(INSTRUCTION): Set the data down again, exactly as it reads, but without the pictures.
[Begin MATERIAL PROVIDED]
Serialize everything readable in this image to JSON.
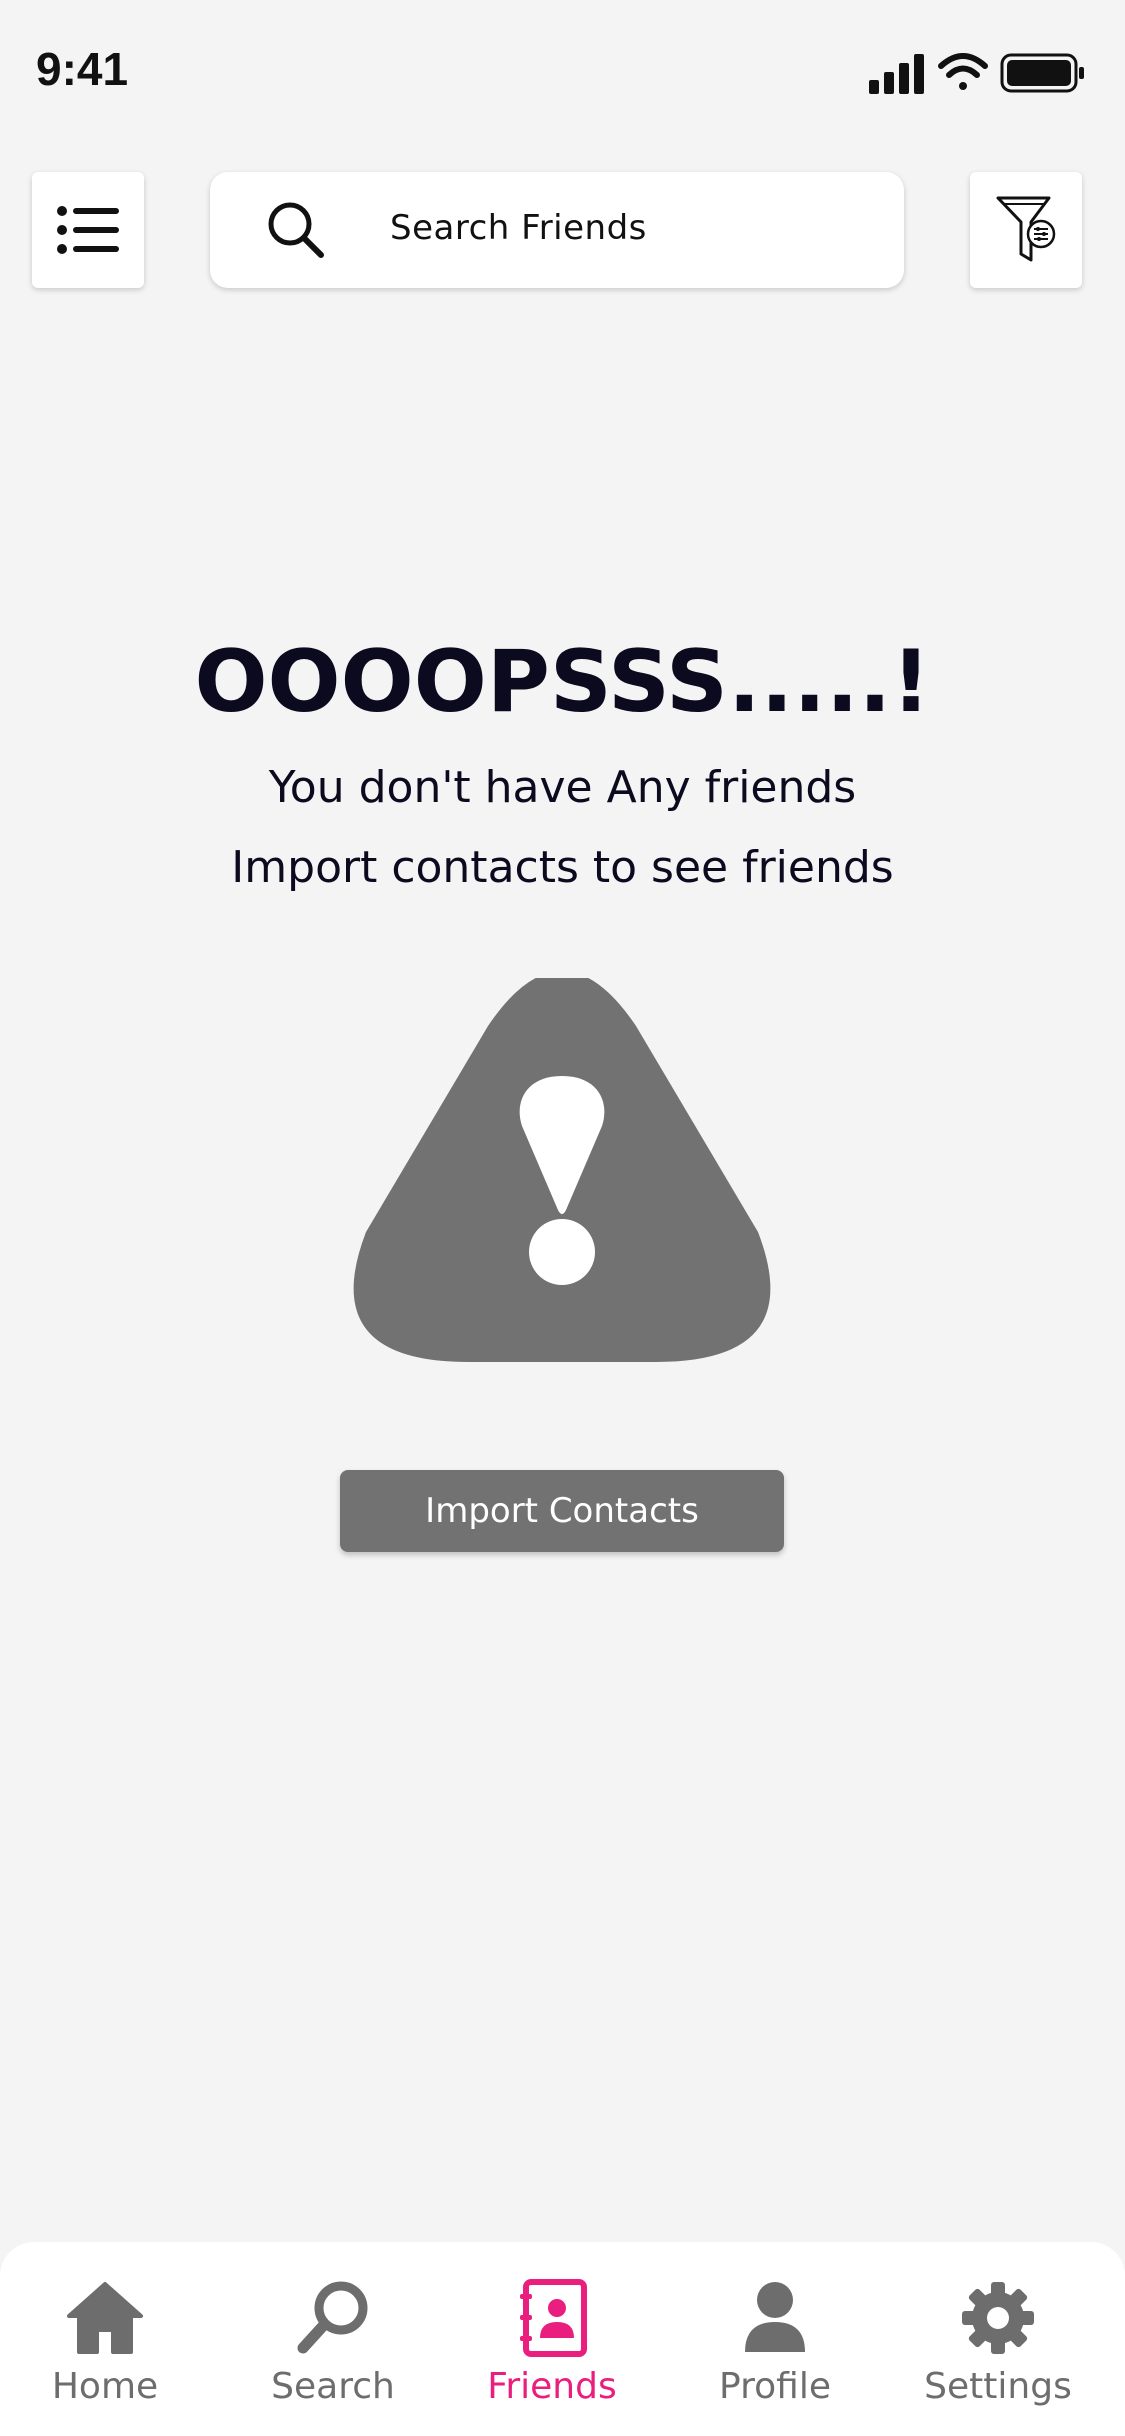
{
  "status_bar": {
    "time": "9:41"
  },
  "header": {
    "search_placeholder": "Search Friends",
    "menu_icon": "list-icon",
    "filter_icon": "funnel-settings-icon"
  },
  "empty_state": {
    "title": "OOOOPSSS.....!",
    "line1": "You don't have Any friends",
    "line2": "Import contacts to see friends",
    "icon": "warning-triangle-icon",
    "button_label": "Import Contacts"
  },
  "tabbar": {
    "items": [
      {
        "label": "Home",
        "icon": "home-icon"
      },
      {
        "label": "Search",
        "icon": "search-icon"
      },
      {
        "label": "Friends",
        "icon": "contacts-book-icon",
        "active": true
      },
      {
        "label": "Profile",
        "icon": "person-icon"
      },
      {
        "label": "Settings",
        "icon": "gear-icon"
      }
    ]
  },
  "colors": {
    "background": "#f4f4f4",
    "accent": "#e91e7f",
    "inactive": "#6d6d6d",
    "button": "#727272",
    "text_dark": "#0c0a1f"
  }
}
[End MATERIAL PROVIDED]
(ANSWER TO THIS TASK):
Serialize everything readable in this image to JSON.
{
  "status_bar": {
    "time": "9:41"
  },
  "header": {
    "search_placeholder": "Search Friends",
    "menu_icon": "list-icon",
    "filter_icon": "funnel-settings-icon"
  },
  "empty_state": {
    "title": "OOOOPSSS.....!",
    "line1": "You don't have Any friends",
    "line2": "Import contacts to see friends",
    "icon": "warning-triangle-icon",
    "button_label": "Import Contacts"
  },
  "tabbar": {
    "items": [
      {
        "label": "Home",
        "icon": "home-icon"
      },
      {
        "label": "Search",
        "icon": "search-icon"
      },
      {
        "label": "Friends",
        "icon": "contacts-book-icon",
        "active": true
      },
      {
        "label": "Profile",
        "icon": "person-icon"
      },
      {
        "label": "Settings",
        "icon": "gear-icon"
      }
    ]
  },
  "colors": {
    "background": "#f4f4f4",
    "accent": "#e91e7f",
    "inactive": "#6d6d6d",
    "button": "#727272",
    "text_dark": "#0c0a1f"
  }
}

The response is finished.